### Rows from a figure dataset
╔══

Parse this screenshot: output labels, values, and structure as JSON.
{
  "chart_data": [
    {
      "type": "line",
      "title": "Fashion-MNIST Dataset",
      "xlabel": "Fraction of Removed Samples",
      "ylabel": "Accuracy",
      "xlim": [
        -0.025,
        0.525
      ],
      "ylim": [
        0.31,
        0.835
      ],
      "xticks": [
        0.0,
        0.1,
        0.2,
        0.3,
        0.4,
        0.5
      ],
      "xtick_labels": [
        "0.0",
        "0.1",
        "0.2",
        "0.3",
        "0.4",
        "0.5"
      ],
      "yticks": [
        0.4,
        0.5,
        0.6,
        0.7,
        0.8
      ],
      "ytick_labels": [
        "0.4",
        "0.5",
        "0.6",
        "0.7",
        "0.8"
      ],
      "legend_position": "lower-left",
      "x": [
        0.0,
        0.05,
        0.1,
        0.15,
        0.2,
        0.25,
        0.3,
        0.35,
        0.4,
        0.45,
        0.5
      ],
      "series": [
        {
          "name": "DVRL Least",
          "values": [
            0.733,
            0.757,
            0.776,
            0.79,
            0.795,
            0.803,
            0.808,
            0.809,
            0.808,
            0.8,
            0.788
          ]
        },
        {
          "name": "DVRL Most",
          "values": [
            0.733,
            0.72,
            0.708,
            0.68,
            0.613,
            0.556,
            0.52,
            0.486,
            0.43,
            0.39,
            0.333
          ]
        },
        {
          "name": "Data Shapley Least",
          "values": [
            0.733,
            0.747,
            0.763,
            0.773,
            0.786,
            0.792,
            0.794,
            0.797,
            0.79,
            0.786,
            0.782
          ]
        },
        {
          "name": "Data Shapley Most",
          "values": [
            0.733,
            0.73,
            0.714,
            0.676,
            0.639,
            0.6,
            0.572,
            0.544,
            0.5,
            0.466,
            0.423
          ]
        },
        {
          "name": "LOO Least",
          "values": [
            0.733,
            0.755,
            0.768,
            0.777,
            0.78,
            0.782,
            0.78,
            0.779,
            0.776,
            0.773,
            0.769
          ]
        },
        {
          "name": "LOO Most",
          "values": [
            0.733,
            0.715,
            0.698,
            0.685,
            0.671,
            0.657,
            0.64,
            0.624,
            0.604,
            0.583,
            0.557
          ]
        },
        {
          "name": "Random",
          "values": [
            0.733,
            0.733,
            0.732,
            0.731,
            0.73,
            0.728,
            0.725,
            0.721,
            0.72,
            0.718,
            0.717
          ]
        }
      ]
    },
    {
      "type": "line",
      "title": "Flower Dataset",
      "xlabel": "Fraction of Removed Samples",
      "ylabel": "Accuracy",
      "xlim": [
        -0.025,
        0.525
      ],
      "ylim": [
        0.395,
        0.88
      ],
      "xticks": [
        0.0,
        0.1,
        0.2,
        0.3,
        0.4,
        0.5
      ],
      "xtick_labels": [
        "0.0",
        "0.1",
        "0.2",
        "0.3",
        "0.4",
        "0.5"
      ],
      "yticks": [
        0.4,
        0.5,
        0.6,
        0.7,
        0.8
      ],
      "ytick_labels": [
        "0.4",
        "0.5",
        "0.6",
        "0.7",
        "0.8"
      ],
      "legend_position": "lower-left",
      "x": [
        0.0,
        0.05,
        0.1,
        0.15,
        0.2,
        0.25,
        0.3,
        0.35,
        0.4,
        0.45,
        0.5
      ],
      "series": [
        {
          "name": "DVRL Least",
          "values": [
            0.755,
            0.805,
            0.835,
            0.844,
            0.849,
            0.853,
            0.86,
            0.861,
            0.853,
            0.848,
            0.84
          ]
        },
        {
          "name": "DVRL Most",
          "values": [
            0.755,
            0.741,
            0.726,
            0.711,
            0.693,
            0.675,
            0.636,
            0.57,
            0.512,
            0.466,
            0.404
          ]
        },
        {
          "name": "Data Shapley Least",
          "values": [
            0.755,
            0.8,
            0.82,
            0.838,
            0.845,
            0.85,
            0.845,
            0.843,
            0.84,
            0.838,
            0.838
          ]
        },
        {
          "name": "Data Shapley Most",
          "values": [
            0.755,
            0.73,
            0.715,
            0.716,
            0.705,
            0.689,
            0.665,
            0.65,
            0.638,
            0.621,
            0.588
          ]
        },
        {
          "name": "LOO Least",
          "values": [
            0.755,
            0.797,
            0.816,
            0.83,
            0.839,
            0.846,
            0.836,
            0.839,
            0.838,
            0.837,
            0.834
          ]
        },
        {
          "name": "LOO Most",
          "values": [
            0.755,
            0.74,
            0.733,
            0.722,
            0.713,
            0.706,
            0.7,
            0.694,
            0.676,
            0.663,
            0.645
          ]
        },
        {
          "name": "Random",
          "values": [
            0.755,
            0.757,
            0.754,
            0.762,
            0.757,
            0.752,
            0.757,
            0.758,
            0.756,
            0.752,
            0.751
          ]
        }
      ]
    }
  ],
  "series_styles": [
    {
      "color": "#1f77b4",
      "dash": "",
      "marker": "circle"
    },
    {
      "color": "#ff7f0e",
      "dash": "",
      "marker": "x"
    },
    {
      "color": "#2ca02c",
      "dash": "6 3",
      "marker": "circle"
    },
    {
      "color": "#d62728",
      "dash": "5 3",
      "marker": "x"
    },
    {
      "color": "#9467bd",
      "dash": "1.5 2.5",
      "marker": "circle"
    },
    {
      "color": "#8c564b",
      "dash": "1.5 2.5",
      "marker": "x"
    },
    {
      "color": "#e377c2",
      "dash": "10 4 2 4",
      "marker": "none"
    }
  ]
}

╚══

### WHAT TO DO
Using the data above, return each line exactly as written.

### SOLVED PROBLEM
Parse this screenshot: output labels, values, and structure as JSON.
{
  "chart_data": [
    {
      "type": "line",
      "title": "Fashion-MNIST Dataset",
      "xlabel": "Fraction of Removed Samples",
      "ylabel": "Accuracy",
      "xlim": [
        -0.025,
        0.525
      ],
      "ylim": [
        0.31,
        0.835
      ],
      "xticks": [
        0.0,
        0.1,
        0.2,
        0.3,
        0.4,
        0.5
      ],
      "xtick_labels": [
        "0.0",
        "0.1",
        "0.2",
        "0.3",
        "0.4",
        "0.5"
      ],
      "yticks": [
        0.4,
        0.5,
        0.6,
        0.7,
        0.8
      ],
      "ytick_labels": [
        "0.4",
        "0.5",
        "0.6",
        "0.7",
        "0.8"
      ],
      "legend_position": "lower-left",
      "x": [
        0.0,
        0.05,
        0.1,
        0.15,
        0.2,
        0.25,
        0.3,
        0.35,
        0.4,
        0.45,
        0.5
      ],
      "series": [
        {
          "name": "DVRL Least",
          "values": [
            0.733,
            0.757,
            0.776,
            0.79,
            0.795,
            0.803,
            0.808,
            0.809,
            0.808,
            0.8,
            0.788
          ]
        },
        {
          "name": "DVRL Most",
          "values": [
            0.733,
            0.72,
            0.708,
            0.68,
            0.613,
            0.556,
            0.52,
            0.486,
            0.43,
            0.39,
            0.333
          ]
        },
        {
          "name": "Data Shapley Least",
          "values": [
            0.733,
            0.747,
            0.763,
            0.773,
            0.786,
            0.792,
            0.794,
            0.797,
            0.79,
            0.786,
            0.782
          ]
        },
        {
          "name": "Data Shapley Most",
          "values": [
            0.733,
            0.73,
            0.714,
            0.676,
            0.639,
            0.6,
            0.572,
            0.544,
            0.5,
            0.466,
            0.423
          ]
        },
        {
          "name": "LOO Least",
          "values": [
            0.733,
            0.755,
            0.768,
            0.777,
            0.78,
            0.782,
            0.78,
            0.779,
            0.776,
            0.773,
            0.769
          ]
        },
        {
          "name": "LOO Most",
          "values": [
            0.733,
            0.715,
            0.698,
            0.685,
            0.671,
            0.657,
            0.64,
            0.624,
            0.604,
            0.583,
            0.557
          ]
        },
        {
          "name": "Random",
          "values": [
            0.733,
            0.733,
            0.732,
            0.731,
            0.73,
            0.728,
            0.725,
            0.721,
            0.72,
            0.718,
            0.717
          ]
        }
      ]
    },
    {
      "type": "line",
      "title": "Flower Dataset",
      "xlabel": "Fraction of Removed Samples",
      "ylabel": "Accuracy",
      "xlim": [
        -0.025,
        0.525
      ],
      "ylim": [
        0.395,
        0.88
      ],
      "xticks": [
        0.0,
        0.1,
        0.2,
        0.3,
        0.4,
        0.5
      ],
      "xtick_labels": [
        "0.0",
        "0.1",
        "0.2",
        "0.3",
        "0.4",
        "0.5"
      ],
      "yticks": [
        0.4,
        0.5,
        0.6,
        0.7,
        0.8
      ],
      "ytick_labels": [
        "0.4",
        "0.5",
        "0.6",
        "0.7",
        "0.8"
      ],
      "legend_position": "lower-left",
      "x": [
        0.0,
        0.05,
        0.1,
        0.15,
        0.2,
        0.25,
        0.3,
        0.35,
        0.4,
        0.45,
        0.5
      ],
      "series": [
        {
          "name": "DVRL Least",
          "values": [
            0.755,
            0.805,
            0.835,
            0.844,
            0.849,
            0.853,
            0.86,
            0.861,
            0.853,
            0.848,
            0.84
          ]
        },
        {
          "name": "DVRL Most",
          "values": [
            0.755,
            0.741,
            0.726,
            0.711,
            0.693,
            0.675,
            0.636,
            0.57,
            0.512,
            0.466,
            0.404
          ]
        },
        {
          "name": "Data Shapley Least",
          "values": [
            0.755,
            0.8,
            0.82,
            0.838,
            0.845,
            0.85,
            0.845,
            0.843,
            0.84,
            0.838,
            0.838
          ]
        },
        {
          "name": "Data Shapley Most",
          "values": [
            0.755,
            0.73,
            0.715,
            0.716,
            0.705,
            0.689,
            0.665,
            0.65,
            0.638,
            0.621,
            0.588
          ]
        },
        {
          "name": "LOO Least",
          "values": [
            0.755,
            0.797,
            0.816,
            0.83,
            0.839,
            0.846,
            0.836,
            0.839,
            0.838,
            0.837,
            0.834
          ]
        },
        {
          "name": "LOO Most",
          "values": [
            0.755,
            0.74,
            0.733,
            0.722,
            0.713,
            0.706,
            0.7,
            0.694,
            0.676,
            0.663,
            0.645
          ]
        },
        {
          "name": "Random",
          "values": [
            0.755,
            0.757,
            0.754,
            0.762,
            0.757,
            0.752,
            0.757,
            0.758,
            0.756,
            0.752,
            0.751
          ]
        }
      ]
    }
  ],
  "series_styles": [
    {
      "color": "#1f77b4",
      "dash": "",
      "marker": "circle"
    },
    {
      "color": "#ff7f0e",
      "dash": "",
      "marker": "x"
    },
    {
      "color": "#2ca02c",
      "dash": "6 3",
      "marker": "circle"
    },
    {
      "color": "#d62728",
      "dash": "5 3",
      "marker": "x"
    },
    {
      "color": "#9467bd",
      "dash": "1.5 2.5",
      "marker": "circle"
    },
    {
      "color": "#8c564b",
      "dash": "1.5 2.5",
      "marker": "x"
    },
    {
      "color": "#e377c2",
      "dash": "10 4 2 4",
      "marker": "none"
    }
  ]
}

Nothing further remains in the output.